## [Recorded data]
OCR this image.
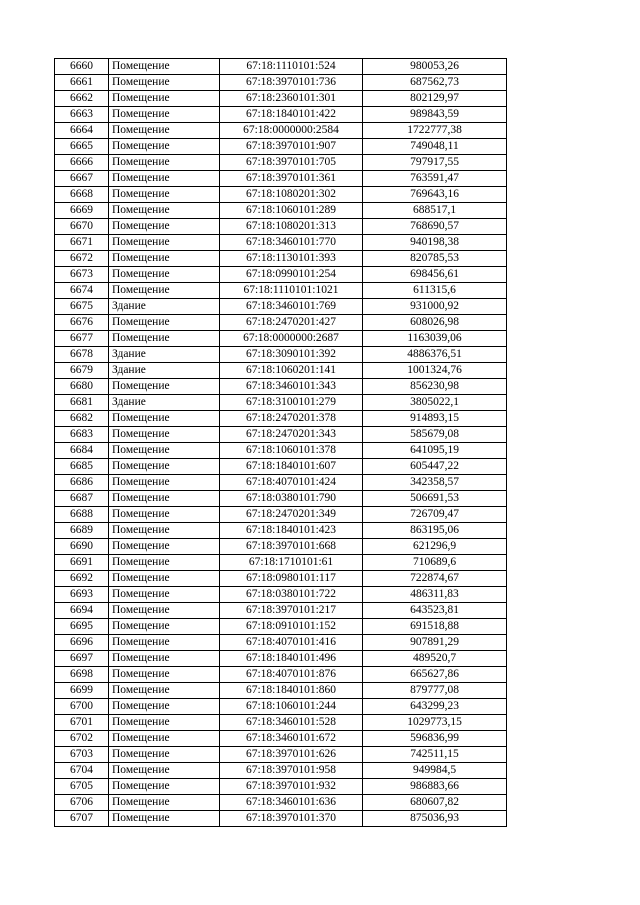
6660	Помещение	67:18:1110101:524	980053,26
6661	Помещение	67:18:3970101:736	687562,73
6662	Помещение	67:18:2360101:301	802129,97
6663	Помещение	67:18:1840101:422	989843,59
6664	Помещение	67:18:0000000:2584	1722777,38
6665	Помещение	67:18:3970101:907	749048,11
6666	Помещение	67:18:3970101:705	797917,55
6667	Помещение	67:18:3970101:361	763591,47
6668	Помещение	67:18:1080201:302	769643,16
6669	Помещение	67:18:1060101:289	688517,1
6670	Помещение	67:18:1080201:313	768690,57
6671	Помещение	67:18:3460101:770	940198,38
6672	Помещение	67:18:1130101:393	820785,53
6673	Помещение	67:18:0990101:254	698456,61
6674	Помещение	67:18:1110101:1021	611315,6
6675	Здание	67:18:3460101:769	931000,92
6676	Помещение	67:18:2470201:427	608026,98
6677	Помещение	67:18:0000000:2687	1163039,06
6678	Здание	67:18:3090101:392	4886376,51
6679	Здание	67:18:1060201:141	1001324,76
6680	Помещение	67:18:3460101:343	856230,98
6681	Здание	67:18:3100101:279	3805022,1
6682	Помещение	67:18:2470201:378	914893,15
6683	Помещение	67:18:2470201:343	585679,08
6684	Помещение	67:18:1060101:378	641095,19
6685	Помещение	67:18:1840101:607	605447,22
6686	Помещение	67:18:4070101:424	342358,57
6687	Помещение	67:18:0380101:790	506691,53
6688	Помещение	67:18:2470201:349	726709,47
6689	Помещение	67:18:1840101:423	863195,06
6690	Помещение	67:18:3970101:668	621296,9
6691	Помещение	67:18:1710101:61	710689,6
6692	Помещение	67:18:0980101:117	722874,67
6693	Помещение	67:18:0380101:722	486311,83
6694	Помещение	67:18:3970101:217	643523,81
6695	Помещение	67:18:0910101:152	691518,88
6696	Помещение	67:18:4070101:416	907891,29
6697	Помещение	67:18:1840101:496	489520,7
6698	Помещение	67:18:4070101:876	665627,86
6699	Помещение	67:18:1840101:860	879777,08
6700	Помещение	67:18:1060101:244	643299,23
6701	Помещение	67:18:3460101:528	1029773,15
6702	Помещение	67:18:3460101:672	596836,99
6703	Помещение	67:18:3970101:626	742511,15
6704	Помещение	67:18:3970101:958	949984,5
6705	Помещение	67:18:3970101:932	986883,66
6706	Помещение	67:18:3460101:636	680607,82
6707	Помещение	67:18:3970101:370	875036,93
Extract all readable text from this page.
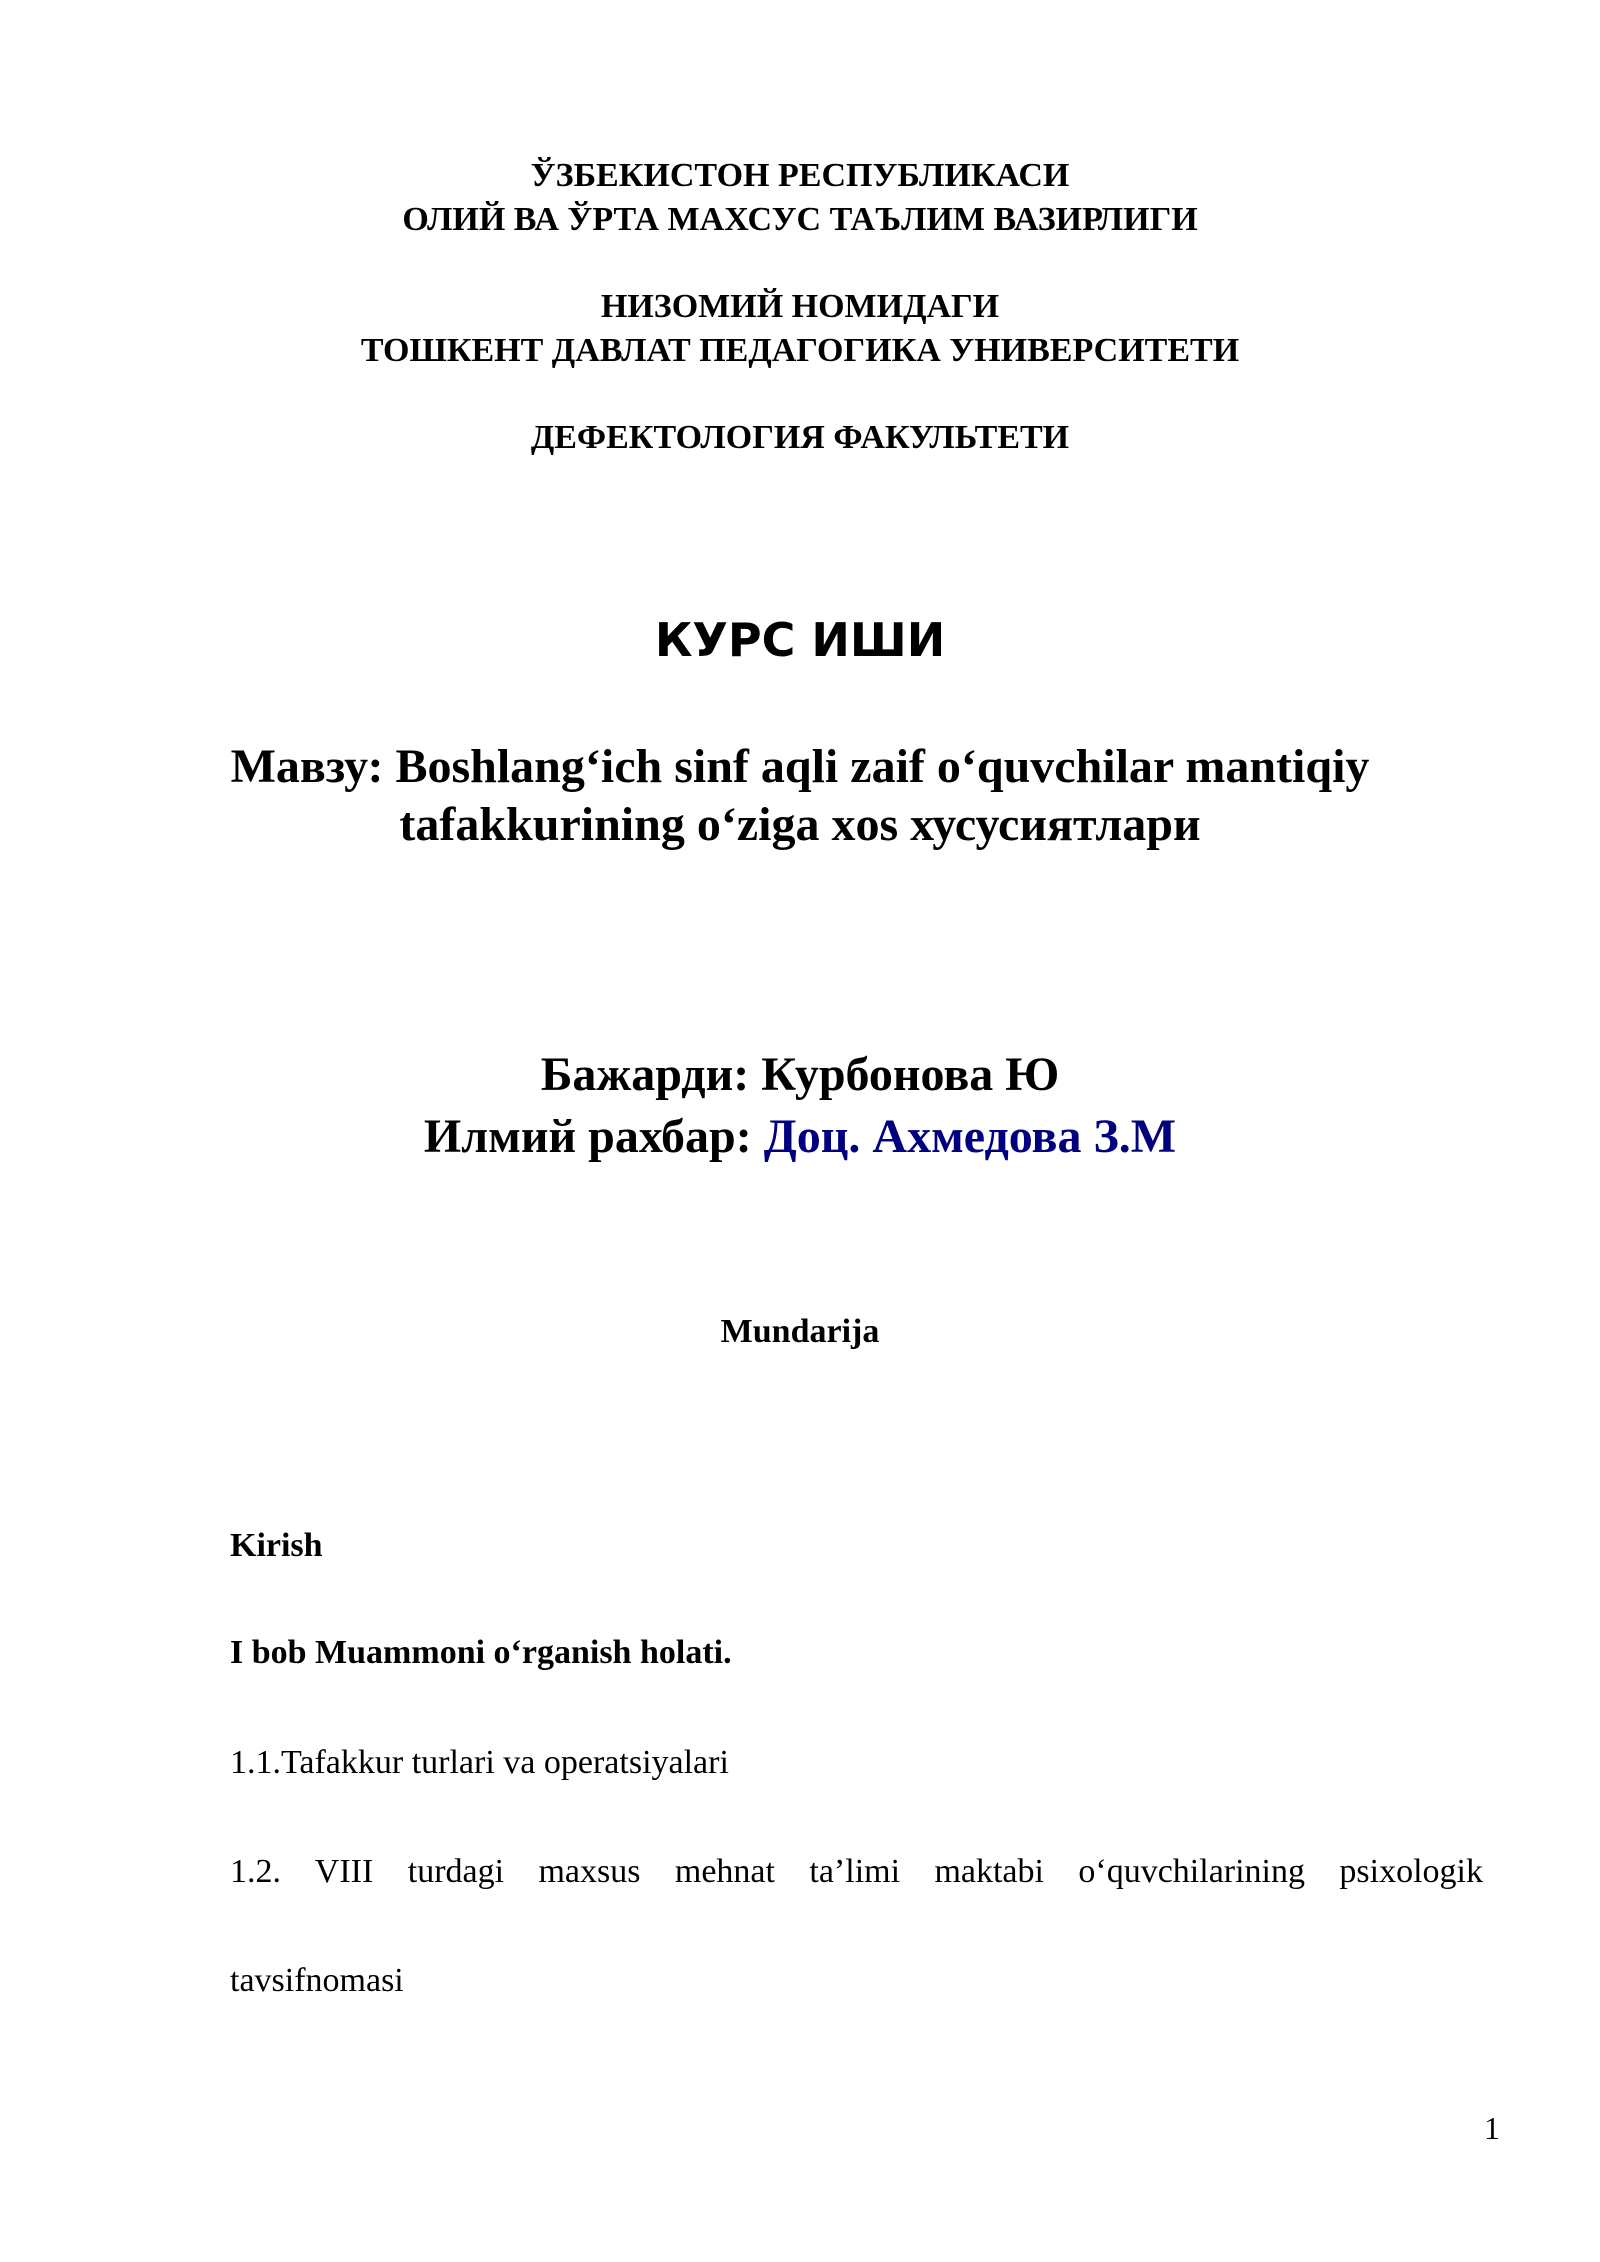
ЎЗБЕКИСТОН РЕСПУБЛИКАСИ
ОЛИЙ ВА ЎРТА МАХСУС ТАЪЛИМ ВАЗИРЛИГИ
НИЗОМИЙ НОМИДАГИ
ТОШКЕНТ ДАВЛАТ ПЕДАГОГИКА УНИВЕРСИТЕТИ
ДЕФЕКТОЛОГИЯ ФАКУЛЬТЕТИ
КУРС ИШИ
Мавзу: Boshlang‘ich sinf aqli zaif o‘quvchilar mantiqiy
tafakkurining o‘ziga xos хусусиятлари
Бажарди: Курбонова Ю
Илмий рахбар: Доц. Ахмедова З.М
Mundarija
Kirish
I bob Muammoni o‘rganish holati.
1.1.Tafakkur turlari va operatsiyalari
1.2. VIII turdagi maxsus mehnat ta’limi maktabi o‘quvchilarining psixologik
tavsifnomasi
1
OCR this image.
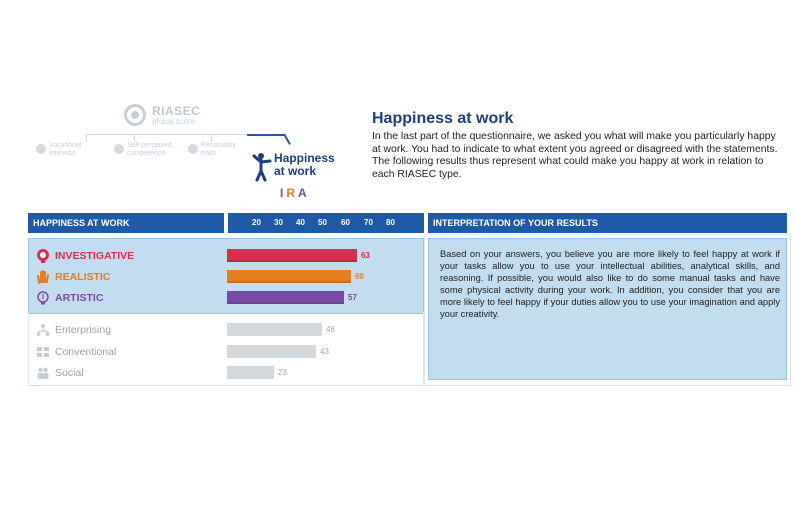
RIASEC
global score
Vocational
interests
Self-perceived
competence
Personality
traits	Happiness
at work
IRA
Happiness at work
In the last part of the questionnaire, we asked you what will make you particularly happy at work. You had to indicate to what extent you agreed or disagreed with the statements. The following results thus represent what could make you happy at work in relation to each RIASEC type.
HAPPINESS AT WORK	20 30 40 50 60 70 80	INTERPRETATION OF YOUR RESULTS
Based on your answers, you believe you are more likely to feel happy at work if your tasks allow you to use your intellectual abilities, analytical skills, and reasoning. If possible, you would also like to do some manual tasks and have some physical activity during your work. In addition, you consider that you are more likely to feel happy if your duties allow you to use your imagination and apply your creativity.
INVESTIGATIVE	63
REALISTIC	60
ARTISTIC	57
Enterprising	46
Conventional	43
Social	23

## [Set problem]
Pictures are to be left out; all else in the entries above is to be quoted exactly.

## [Full response]
OCR this image.
6660	Помещение	67:18:1110101:524	980053,26
6661	Помещение	67:18:3970101:736	687562,73
6662	Помещение	67:18:2360101:301	802129,97
6663	Помещение	67:18:1840101:422	989843,59
6664	Помещение	67:18:0000000:2584	1722777,38
6665	Помещение	67:18:3970101:907	749048,11
6666	Помещение	67:18:3970101:705	797917,55
6667	Помещение	67:18:3970101:361	763591,47
6668	Помещение	67:18:1080201:302	769643,16
6669	Помещение	67:18:1060101:289	688517,1
6670	Помещение	67:18:1080201:313	768690,57
6671	Помещение	67:18:3460101:770	940198,38
6672	Помещение	67:18:1130101:393	820785,53
6673	Помещение	67:18:0990101:254	698456,61
6674	Помещение	67:18:1110101:1021	611315,6
6675	Здание	67:18:3460101:769	931000,92
6676	Помещение	67:18:2470201:427	608026,98
6677	Помещение	67:18:0000000:2687	1163039,06
6678	Здание	67:18:3090101:392	4886376,51
6679	Здание	67:18:1060201:141	1001324,76
6680	Помещение	67:18:3460101:343	856230,98
6681	Здание	67:18:3100101:279	3805022,1
6682	Помещение	67:18:2470201:378	914893,15
6683	Помещение	67:18:2470201:343	585679,08
6684	Помещение	67:18:1060101:378	641095,19
6685	Помещение	67:18:1840101:607	605447,22
6686	Помещение	67:18:4070101:424	342358,57
6687	Помещение	67:18:0380101:790	506691,53
6688	Помещение	67:18:2470201:349	726709,47
6689	Помещение	67:18:1840101:423	863195,06
6690	Помещение	67:18:3970101:668	621296,9
6691	Помещение	67:18:1710101:61	710689,6
6692	Помещение	67:18:0980101:117	722874,67
6693	Помещение	67:18:0380101:722	486311,83
6694	Помещение	67:18:3970101:217	643523,81
6695	Помещение	67:18:0910101:152	691518,88
6696	Помещение	67:18:4070101:416	907891,29
6697	Помещение	67:18:1840101:496	489520,7
6698	Помещение	67:18:4070101:876	665627,86
6699	Помещение	67:18:1840101:860	879777,08
6700	Помещение	67:18:1060101:244	643299,23
6701	Помещение	67:18:3460101:528	1029773,15
6702	Помещение	67:18:3460101:672	596836,99
6703	Помещение	67:18:3970101:626	742511,15
6704	Помещение	67:18:3970101:958	949984,5
6705	Помещение	67:18:3970101:932	986883,66
6706	Помещение	67:18:3460101:636	680607,82
6707	Помещение	67:18:3970101:370	875036,93
Extract all readable text from this page.
ЎЗБЕКИСТОН РЕСПУБЛИКАСИ
ОЛИЙ ВА ЎРТА МАХСУС ТАЪЛИМ ВАЗИРЛИГИ
НИЗОМИЙ НОМИДАГИ
ТОШКЕНТ ДАВЛАТ ПЕДАГОГИКА УНИВЕРСИТЕТИ
ДЕФЕКТОЛОГИЯ ФАКУЛЬТЕТИ
КУРС ИШИ
Мавзу: Boshlang‘ich sinf aqli zaif o‘quvchilar mantiqiy
tafakkurining o‘ziga xos хусусиятлари
Бажарди: Курбонова Ю
Илмий рахбар: Доц. Ахмедова З.М
Mundarija
Kirish
I bob Muammoni o‘rganish holati.
1.1.Tafakkur turlari va operatsiyalari
1.2. VIII turdagi maxsus mehnat ta’limi maktabi o‘quvchilarining psixologik
tavsifnomasi
1
OCR this image.
RIASEC
global score
Vocational
interests
Self-perceived
competence
Personality
traits	Happiness
at work
IRA
Happiness at work
In the last part of the questionnaire, we asked you what will make you particularly happy at work. You had to indicate to what extent you agreed or disagreed with the statements. The following results thus represent what could make you happy at work in relation to each RIASEC type.
HAPPINESS AT WORK	20 30 40 50 60 70 80	INTERPRETATION OF YOUR RESULTS
Based on your answers, you believe you are more likely to feel happy at work if your tasks allow you to use your intellectual abilities, analytical skills, and reasoning. If possible, you would also like to do some manual tasks and have some physical activity during your work. In addition, you consider that you are more likely to feel happy if your duties allow you to use your imagination and apply your creativity.
INVESTIGATIVE	63
REALISTIC	60
ARTISTIC	57
Enterprising	46
Conventional	43
Social	23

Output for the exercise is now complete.